YOUR TASK
Copy all of the records below verbatim.

DATA EXTRACT
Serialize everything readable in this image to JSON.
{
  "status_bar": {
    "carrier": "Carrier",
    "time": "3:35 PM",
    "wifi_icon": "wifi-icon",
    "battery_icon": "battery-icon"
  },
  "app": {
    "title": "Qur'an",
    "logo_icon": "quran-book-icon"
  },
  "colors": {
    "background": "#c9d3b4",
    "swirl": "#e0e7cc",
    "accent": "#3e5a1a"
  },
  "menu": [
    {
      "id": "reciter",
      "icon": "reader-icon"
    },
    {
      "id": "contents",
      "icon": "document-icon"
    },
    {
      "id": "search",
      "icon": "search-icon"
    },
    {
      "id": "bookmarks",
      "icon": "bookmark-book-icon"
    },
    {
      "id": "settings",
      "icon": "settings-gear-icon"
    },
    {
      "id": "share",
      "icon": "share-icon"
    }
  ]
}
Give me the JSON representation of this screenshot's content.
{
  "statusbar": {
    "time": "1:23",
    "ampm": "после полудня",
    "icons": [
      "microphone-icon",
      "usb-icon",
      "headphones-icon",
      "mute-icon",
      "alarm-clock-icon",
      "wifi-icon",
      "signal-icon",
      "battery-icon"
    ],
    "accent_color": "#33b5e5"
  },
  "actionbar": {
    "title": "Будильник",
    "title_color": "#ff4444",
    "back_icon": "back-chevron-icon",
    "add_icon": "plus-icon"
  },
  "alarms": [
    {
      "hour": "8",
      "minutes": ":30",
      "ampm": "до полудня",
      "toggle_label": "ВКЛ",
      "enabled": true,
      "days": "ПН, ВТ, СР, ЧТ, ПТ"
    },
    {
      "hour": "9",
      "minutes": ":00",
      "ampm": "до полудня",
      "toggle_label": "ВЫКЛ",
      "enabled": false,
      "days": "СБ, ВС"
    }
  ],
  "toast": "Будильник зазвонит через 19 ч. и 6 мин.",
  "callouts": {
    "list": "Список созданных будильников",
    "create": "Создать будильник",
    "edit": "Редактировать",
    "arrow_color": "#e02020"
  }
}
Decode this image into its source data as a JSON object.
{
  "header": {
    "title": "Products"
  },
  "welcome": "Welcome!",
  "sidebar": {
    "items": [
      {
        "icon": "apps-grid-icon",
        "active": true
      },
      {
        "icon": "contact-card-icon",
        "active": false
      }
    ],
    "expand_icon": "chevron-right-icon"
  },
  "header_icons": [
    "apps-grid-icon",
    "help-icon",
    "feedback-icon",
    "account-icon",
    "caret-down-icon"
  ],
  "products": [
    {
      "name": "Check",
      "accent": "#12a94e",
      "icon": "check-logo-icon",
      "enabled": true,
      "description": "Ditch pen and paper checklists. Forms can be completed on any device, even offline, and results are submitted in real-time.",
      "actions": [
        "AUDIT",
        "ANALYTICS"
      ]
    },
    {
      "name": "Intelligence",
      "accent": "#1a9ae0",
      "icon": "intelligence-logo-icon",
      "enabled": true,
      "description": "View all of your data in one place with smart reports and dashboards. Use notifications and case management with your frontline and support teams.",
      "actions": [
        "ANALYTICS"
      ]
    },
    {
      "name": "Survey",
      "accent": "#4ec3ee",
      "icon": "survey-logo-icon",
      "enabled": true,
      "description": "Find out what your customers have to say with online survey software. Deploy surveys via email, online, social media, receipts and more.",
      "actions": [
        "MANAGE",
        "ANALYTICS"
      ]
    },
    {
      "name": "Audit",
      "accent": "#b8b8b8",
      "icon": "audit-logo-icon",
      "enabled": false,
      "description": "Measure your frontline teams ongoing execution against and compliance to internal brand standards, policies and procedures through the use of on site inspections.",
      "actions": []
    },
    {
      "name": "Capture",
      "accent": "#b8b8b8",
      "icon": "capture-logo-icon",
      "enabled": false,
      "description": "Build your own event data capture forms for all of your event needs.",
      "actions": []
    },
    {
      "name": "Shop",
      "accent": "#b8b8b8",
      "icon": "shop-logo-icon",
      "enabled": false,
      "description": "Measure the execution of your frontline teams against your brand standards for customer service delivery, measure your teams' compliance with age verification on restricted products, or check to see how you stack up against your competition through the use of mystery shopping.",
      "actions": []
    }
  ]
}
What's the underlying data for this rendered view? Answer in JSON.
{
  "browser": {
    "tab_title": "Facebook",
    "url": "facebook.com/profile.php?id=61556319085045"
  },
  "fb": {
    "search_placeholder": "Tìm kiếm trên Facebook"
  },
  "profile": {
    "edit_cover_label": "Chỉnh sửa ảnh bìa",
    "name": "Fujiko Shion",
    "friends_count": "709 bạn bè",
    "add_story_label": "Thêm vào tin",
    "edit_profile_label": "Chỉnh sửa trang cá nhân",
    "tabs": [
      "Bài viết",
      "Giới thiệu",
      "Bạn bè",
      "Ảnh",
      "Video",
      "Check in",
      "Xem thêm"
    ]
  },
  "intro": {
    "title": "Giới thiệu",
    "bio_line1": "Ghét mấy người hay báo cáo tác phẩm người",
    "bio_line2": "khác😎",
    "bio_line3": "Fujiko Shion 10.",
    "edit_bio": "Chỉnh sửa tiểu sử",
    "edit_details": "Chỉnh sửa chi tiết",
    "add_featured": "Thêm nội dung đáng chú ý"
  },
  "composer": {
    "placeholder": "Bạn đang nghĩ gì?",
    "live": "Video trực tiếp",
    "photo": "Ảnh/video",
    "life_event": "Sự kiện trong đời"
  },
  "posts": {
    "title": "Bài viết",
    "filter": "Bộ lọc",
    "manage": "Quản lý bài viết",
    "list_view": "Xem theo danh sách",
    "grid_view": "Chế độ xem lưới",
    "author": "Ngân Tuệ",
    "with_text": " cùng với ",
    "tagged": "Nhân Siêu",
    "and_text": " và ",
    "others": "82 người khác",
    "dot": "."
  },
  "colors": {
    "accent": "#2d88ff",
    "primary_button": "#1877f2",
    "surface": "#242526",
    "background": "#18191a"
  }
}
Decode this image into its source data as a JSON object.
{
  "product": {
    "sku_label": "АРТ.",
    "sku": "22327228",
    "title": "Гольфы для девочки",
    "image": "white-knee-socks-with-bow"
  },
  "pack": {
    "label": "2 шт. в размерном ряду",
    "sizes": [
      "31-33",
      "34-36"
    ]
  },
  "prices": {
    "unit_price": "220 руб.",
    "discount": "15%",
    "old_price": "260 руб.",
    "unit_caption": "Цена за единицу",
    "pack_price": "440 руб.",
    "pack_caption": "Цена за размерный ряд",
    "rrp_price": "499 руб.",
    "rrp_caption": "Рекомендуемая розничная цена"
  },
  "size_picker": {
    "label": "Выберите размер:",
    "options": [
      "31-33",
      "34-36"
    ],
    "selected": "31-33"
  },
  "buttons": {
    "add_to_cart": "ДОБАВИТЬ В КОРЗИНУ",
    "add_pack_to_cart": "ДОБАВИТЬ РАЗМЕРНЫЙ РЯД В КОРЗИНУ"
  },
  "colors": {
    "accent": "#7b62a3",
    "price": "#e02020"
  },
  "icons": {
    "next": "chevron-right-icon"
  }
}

EXERCISE RESULT
Serialize everything readable in this image to JSON.
{
  "status_bar": {
    "carrier": "Carrier",
    "time": "3:35 PM",
    "wifi_icon": "wifi-icon",
    "battery_icon": "battery-icon"
  },
  "app": {
    "title": "Qur'an",
    "logo_icon": "quran-book-icon"
  },
  "colors": {
    "background": "#c9d3b4",
    "swirl": "#e0e7cc",
    "accent": "#3e5a1a"
  },
  "menu": [
    {
      "id": "reciter",
      "icon": "reader-icon"
    },
    {
      "id": "contents",
      "icon": "document-icon"
    },
    {
      "id": "search",
      "icon": "search-icon"
    },
    {
      "id": "bookmarks",
      "icon": "bookmark-book-icon"
    },
    {
      "id": "settings",
      "icon": "settings-gear-icon"
    },
    {
      "id": "share",
      "icon": "share-icon"
    }
  ]
}
Give me the JSON representation of this screenshot's content.
{
  "statusbar": {
    "time": "1:23",
    "ampm": "после полудня",
    "icons": [
      "microphone-icon",
      "usb-icon",
      "headphones-icon",
      "mute-icon",
      "alarm-clock-icon",
      "wifi-icon",
      "signal-icon",
      "battery-icon"
    ],
    "accent_color": "#33b5e5"
  },
  "actionbar": {
    "title": "Будильник",
    "title_color": "#ff4444",
    "back_icon": "back-chevron-icon",
    "add_icon": "plus-icon"
  },
  "alarms": [
    {
      "hour": "8",
      "minutes": ":30",
      "ampm": "до полудня",
      "toggle_label": "ВКЛ",
      "enabled": true,
      "days": "ПН, ВТ, СР, ЧТ, ПТ"
    },
    {
      "hour": "9",
      "minutes": ":00",
      "ampm": "до полудня",
      "toggle_label": "ВЫКЛ",
      "enabled": false,
      "days": "СБ, ВС"
    }
  ],
  "toast": "Будильник зазвонит через 19 ч. и 6 мин.",
  "callouts": {
    "list": "Список созданных будильников",
    "create": "Создать будильник",
    "edit": "Редактировать",
    "arrow_color": "#e02020"
  }
}
Decode this image into its source data as a JSON object.
{
  "header": {
    "title": "Products"
  },
  "welcome": "Welcome!",
  "sidebar": {
    "items": [
      {
        "icon": "apps-grid-icon",
        "active": true
      },
      {
        "icon": "contact-card-icon",
        "active": false
      }
    ],
    "expand_icon": "chevron-right-icon"
  },
  "header_icons": [
    "apps-grid-icon",
    "help-icon",
    "feedback-icon",
    "account-icon",
    "caret-down-icon"
  ],
  "products": [
    {
      "name": "Check",
      "accent": "#12a94e",
      "icon": "check-logo-icon",
      "enabled": true,
      "description": "Ditch pen and paper checklists. Forms can be completed on any device, even offline, and results are submitted in real-time.",
      "actions": [
        "AUDIT",
        "ANALYTICS"
      ]
    },
    {
      "name": "Intelligence",
      "accent": "#1a9ae0",
      "icon": "intelligence-logo-icon",
      "enabled": true,
      "description": "View all of your data in one place with smart reports and dashboards. Use notifications and case management with your frontline and support teams.",
      "actions": [
        "ANALYTICS"
      ]
    },
    {
      "name": "Survey",
      "accent": "#4ec3ee",
      "icon": "survey-logo-icon",
      "enabled": true,
      "description": "Find out what your customers have to say with online survey software. Deploy surveys via email, online, social media, receipts and more.",
      "actions": [
        "MANAGE",
        "ANALYTICS"
      ]
    },
    {
      "name": "Audit",
      "accent": "#b8b8b8",
      "icon": "audit-logo-icon",
      "enabled": false,
      "description": "Measure your frontline teams ongoing execution against and compliance to internal brand standards, policies and procedures through the use of on site inspections.",
      "actions": []
    },
    {
      "name": "Capture",
      "accent": "#b8b8b8",
      "icon": "capture-logo-icon",
      "enabled": false,
      "description": "Build your own event data capture forms for all of your event needs.",
      "actions": []
    },
    {
      "name": "Shop",
      "accent": "#b8b8b8",
      "icon": "shop-logo-icon",
      "enabled": false,
      "description": "Measure the execution of your frontline teams against your brand standards for customer service delivery, measure your teams' compliance with age verification on restricted products, or check to see how you stack up against your competition through the use of mystery shopping.",
      "actions": []
    }
  ]
}
What's the underlying data for this rendered view? Answer in JSON.
{
  "browser": {
    "tab_title": "Facebook",
    "url": "facebook.com/profile.php?id=61556319085045"
  },
  "fb": {
    "search_placeholder": "Tìm kiếm trên Facebook"
  },
  "profile": {
    "edit_cover_label": "Chỉnh sửa ảnh bìa",
    "name": "Fujiko Shion",
    "friends_count": "709 bạn bè",
    "add_story_label": "Thêm vào tin",
    "edit_profile_label": "Chỉnh sửa trang cá nhân",
    "tabs": [
      "Bài viết",
      "Giới thiệu",
      "Bạn bè",
      "Ảnh",
      "Video",
      "Check in",
      "Xem thêm"
    ]
  },
  "intro": {
    "title": "Giới thiệu",
    "bio_line1": "Ghét mấy người hay báo cáo tác phẩm người",
    "bio_line2": "khác😎",
    "bio_line3": "Fujiko Shion 10.",
    "edit_bio": "Chỉnh sửa tiểu sử",
    "edit_details": "Chỉnh sửa chi tiết",
    "add_featured": "Thêm nội dung đáng chú ý"
  },
  "composer": {
    "placeholder": "Bạn đang nghĩ gì?",
    "live": "Video trực tiếp",
    "photo": "Ảnh/video",
    "life_event": "Sự kiện trong đời"
  },
  "posts": {
    "title": "Bài viết",
    "filter": "Bộ lọc",
    "manage": "Quản lý bài viết",
    "list_view": "Xem theo danh sách",
    "grid_view": "Chế độ xem lưới",
    "author": "Ngân Tuệ",
    "with_text": " cùng với ",
    "tagged": "Nhân Siêu",
    "and_text": " và ",
    "others": "82 người khác",
    "dot": "."
  },
  "colors": {
    "accent": "#2d88ff",
    "primary_button": "#1877f2",
    "surface": "#242526",
    "background": "#18191a"
  }
}
Decode this image into its source data as a JSON object.
{
  "product": {
    "sku_label": "АРТ.",
    "sku": "22327228",
    "title": "Гольфы для девочки",
    "image": "white-knee-socks-with-bow"
  },
  "pack": {
    "label": "2 шт. в размерном ряду",
    "sizes": [
      "31-33",
      "34-36"
    ]
  },
  "prices": {
    "unit_price": "220 руб.",
    "discount": "15%",
    "old_price": "260 руб.",
    "unit_caption": "Цена за единицу",
    "pack_price": "440 руб.",
    "pack_caption": "Цена за размерный ряд",
    "rrp_price": "499 руб.",
    "rrp_caption": "Рекомендуемая розничная цена"
  },
  "size_picker": {
    "label": "Выберите размер:",
    "options": [
      "31-33",
      "34-36"
    ],
    "selected": "31-33"
  },
  "buttons": {
    "add_to_cart": "ДОБАВИТЬ В КОРЗИНУ",
    "add_pack_to_cart": "ДОБАВИТЬ РАЗМЕРНЫЙ РЯД В КОРЗИНУ"
  },
  "colors": {
    "accent": "#7b62a3",
    "price": "#e02020"
  },
  "icons": {
    "next": "chevron-right-icon"
  }
}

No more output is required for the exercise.